### Material provided
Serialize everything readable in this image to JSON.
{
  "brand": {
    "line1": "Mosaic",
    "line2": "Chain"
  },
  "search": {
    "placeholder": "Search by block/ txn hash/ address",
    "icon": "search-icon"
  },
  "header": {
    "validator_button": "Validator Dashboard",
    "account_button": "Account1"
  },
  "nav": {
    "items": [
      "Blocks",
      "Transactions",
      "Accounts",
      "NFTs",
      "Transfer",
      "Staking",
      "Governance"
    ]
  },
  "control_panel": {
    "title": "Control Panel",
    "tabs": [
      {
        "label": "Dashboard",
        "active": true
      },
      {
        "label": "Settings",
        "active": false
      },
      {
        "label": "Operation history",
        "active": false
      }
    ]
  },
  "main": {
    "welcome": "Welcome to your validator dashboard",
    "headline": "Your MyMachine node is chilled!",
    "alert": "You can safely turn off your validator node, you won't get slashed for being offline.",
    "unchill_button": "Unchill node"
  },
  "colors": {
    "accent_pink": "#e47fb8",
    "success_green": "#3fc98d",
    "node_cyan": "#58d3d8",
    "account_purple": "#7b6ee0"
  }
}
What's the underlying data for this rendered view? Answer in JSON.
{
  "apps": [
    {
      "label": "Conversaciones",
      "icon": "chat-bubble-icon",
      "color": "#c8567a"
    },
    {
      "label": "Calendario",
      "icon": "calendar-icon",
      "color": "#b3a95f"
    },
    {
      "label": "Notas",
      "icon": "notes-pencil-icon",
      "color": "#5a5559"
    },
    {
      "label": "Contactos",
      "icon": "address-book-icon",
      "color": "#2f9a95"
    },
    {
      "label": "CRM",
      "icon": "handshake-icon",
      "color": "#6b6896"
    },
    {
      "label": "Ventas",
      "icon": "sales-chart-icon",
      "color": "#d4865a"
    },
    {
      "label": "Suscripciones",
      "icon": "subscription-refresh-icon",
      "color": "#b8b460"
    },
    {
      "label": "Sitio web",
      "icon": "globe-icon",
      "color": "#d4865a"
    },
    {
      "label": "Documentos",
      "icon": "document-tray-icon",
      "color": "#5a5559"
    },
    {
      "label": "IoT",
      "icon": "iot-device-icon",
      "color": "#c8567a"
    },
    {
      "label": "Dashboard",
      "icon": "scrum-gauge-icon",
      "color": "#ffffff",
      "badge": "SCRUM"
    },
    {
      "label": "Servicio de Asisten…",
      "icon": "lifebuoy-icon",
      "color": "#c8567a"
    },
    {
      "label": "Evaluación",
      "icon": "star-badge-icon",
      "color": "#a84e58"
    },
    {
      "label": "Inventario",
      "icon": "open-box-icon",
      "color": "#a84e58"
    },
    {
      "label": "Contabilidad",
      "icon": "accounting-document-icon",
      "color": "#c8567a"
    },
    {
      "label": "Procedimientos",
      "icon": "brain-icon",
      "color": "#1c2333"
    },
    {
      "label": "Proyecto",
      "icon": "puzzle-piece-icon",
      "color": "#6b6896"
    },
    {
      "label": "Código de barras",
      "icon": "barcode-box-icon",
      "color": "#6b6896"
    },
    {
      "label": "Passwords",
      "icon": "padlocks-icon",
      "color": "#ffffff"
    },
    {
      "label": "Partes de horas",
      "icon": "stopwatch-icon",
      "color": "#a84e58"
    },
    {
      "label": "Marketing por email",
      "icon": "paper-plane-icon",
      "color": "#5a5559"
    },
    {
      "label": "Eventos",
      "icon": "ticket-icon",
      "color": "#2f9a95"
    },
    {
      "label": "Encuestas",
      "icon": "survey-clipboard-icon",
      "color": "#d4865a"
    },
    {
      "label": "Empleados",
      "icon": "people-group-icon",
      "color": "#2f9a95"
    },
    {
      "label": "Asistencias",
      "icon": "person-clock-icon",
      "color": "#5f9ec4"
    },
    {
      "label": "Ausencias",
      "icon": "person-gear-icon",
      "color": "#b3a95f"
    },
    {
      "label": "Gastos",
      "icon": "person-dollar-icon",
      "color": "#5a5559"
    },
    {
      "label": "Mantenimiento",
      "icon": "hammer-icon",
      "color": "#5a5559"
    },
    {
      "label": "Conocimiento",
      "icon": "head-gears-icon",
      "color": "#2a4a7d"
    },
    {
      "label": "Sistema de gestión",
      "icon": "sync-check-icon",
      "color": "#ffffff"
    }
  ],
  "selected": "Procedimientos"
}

### Exercise details
Find each line holding "address". Copy it out.

### Exercise answer
    "placeholder": "Search by block/ txn hash/ address",
      "icon": "address-book-icon",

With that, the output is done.